## [Exercise prompt]
Without the pictures, repeat the listing character for character.
>> START Records supplied
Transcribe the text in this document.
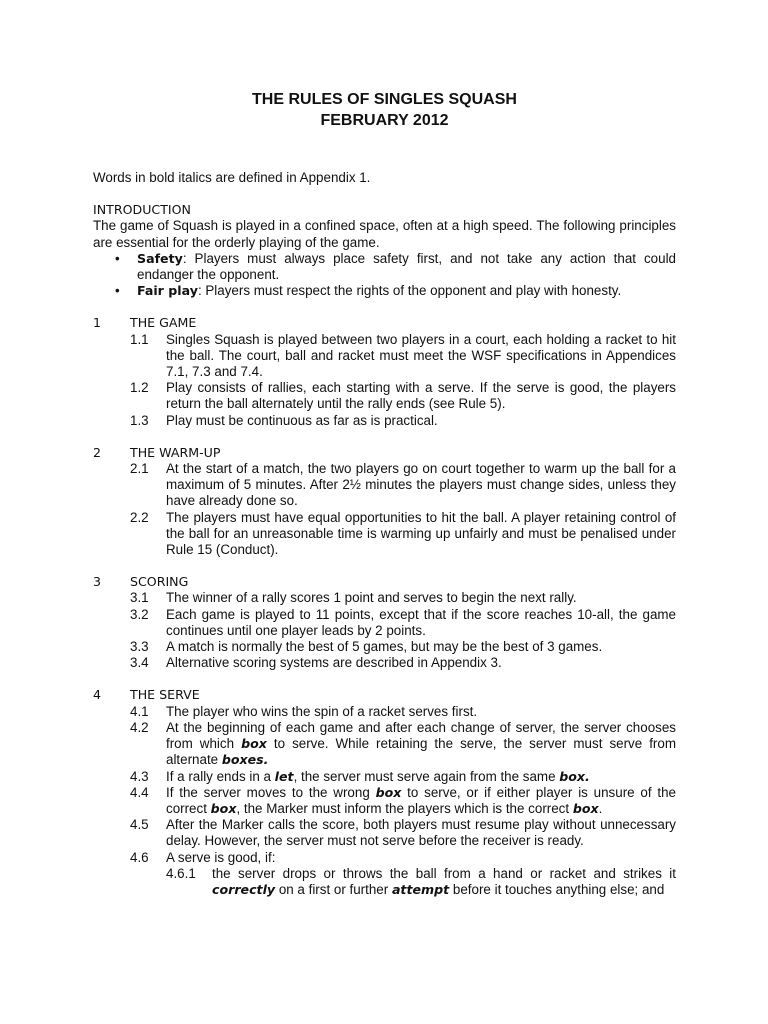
THE RULES OF SINGLES SQUASH
FEBRUARY 2012
Words in bold italics are defined in Appendix 1.
INTRODUCTION
The game of Squash is played in a confined space, often at a high speed. The following principles are essential for the orderly playing of the game.
• Safety: Players must always place safety first, and not take any action that could endanger the opponent.
• Fair play: Players must respect the rights of the opponent and play with honesty.
1 THE GAME
1.1 Singles Squash is played between two players in a court, each holding a racket to hit the ball. The court, ball and racket must meet the WSF specifications in Appendices 7.1, 7.3 and 7.4.
1.2 Play consists of rallies, each starting with a serve. If the serve is good, the players return the ball alternately until the rally ends (see Rule 5).
1.3 Play must be continuous as far as is practical.
2 THE WARM-UP
2.1 At the start of a match, the two players go on court together to warm up the ball for a maximum of 5 minutes. After 2½ minutes the players must change sides, unless they have already done so.
2.2 The players must have equal opportunities to hit the ball. A player retaining control of the ball for an unreasonable time is warming up unfairly and must be penalised under Rule 15 (Conduct).
3 SCORING
3.1 The winner of a rally scores 1 point and serves to begin the next rally.
3.2 Each game is played to 11 points, except that if the score reaches 10-all, the game continues until one player leads by 2 points.
3.3 A match is normally the best of 5 games, but may be the best of 3 games.
3.4 Alternative scoring systems are described in Appendix 3.
4 THE SERVE
4.1 The player who wins the spin of a racket serves first.
4.2 At the beginning of each game and after each change of server, the server chooses from which box to serve. While retaining the serve, the server must serve from alternate boxes.
4.3 If a rally ends in a let, the server must serve again from the same box.
4.4 If the server moves to the wrong box to serve, or if either player is unsure of the correct box, the Marker must inform the players which is the correct box.
4.5 After the Marker calls the score, both players must resume play without unnecessary delay. However, the server must not serve before the receiver is ready.
4.6 A serve is good, if:
4.6.1 the server drops or throws the ball from a hand or racket and strikes it correctly on a first or further attempt before it touches anything else; and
>> END Records supplied
## [Exercise answer]
Transcribe the text in this document.
THE RULES OF SINGLES SQUASH
FEBRUARY 2012
Words in bold italics are defined in Appendix 1.
INTRODUCTION
The game of Squash is played in a confined space, often at a high speed. The following principles are essential for the orderly playing of the game.
• Safety: Players must always place safety first, and not take any action that could endanger the opponent.
• Fair play: Players must respect the rights of the opponent and play with honesty.
1 THE GAME
1.1 Singles Squash is played between two players in a court, each holding a racket to hit the ball. The court, ball and racket must meet the WSF specifications in Appendices 7.1, 7.3 and 7.4.
1.2 Play consists of rallies, each starting with a serve. If the serve is good, the players return the ball alternately until the rally ends (see Rule 5).
1.3 Play must be continuous as far as is practical.
2 THE WARM-UP
2.1 At the start of a match, the two players go on court together to warm up the ball for a maximum of 5 minutes. After 2½ minutes the players must change sides, unless they have already done so.
2.2 The players must have equal opportunities to hit the ball. A player retaining control of the ball for an unreasonable time is warming up unfairly and must be penalised under Rule 15 (Conduct).
3 SCORING
3.1 The winner of a rally scores 1 point and serves to begin the next rally.
3.2 Each game is played to 11 points, except that if the score reaches 10-all, the game continues until one player leads by 2 points.
3.3 A match is normally the best of 5 games, but may be the best of 3 games.
3.4 Alternative scoring systems are described in Appendix 3.
4 THE SERVE
4.1 The player who wins the spin of a racket serves first.
4.2 At the beginning of each game and after each change of server, the server chooses from which box to serve. While retaining the serve, the server must serve from alternate boxes.
4.3 If a rally ends in a let, the server must serve again from the same box.
4.4 If the server moves to the wrong box to serve, or if either player is unsure of the correct box, the Marker must inform the players which is the correct box.
4.5 After the Marker calls the score, both players must resume play without unnecessary delay. However, the server must not serve before the receiver is ready.
4.6 A serve is good, if:
4.6.1 the server drops or throws the ball from a hand or racket and strikes it correctly on a first or further attempt before it touches anything else; and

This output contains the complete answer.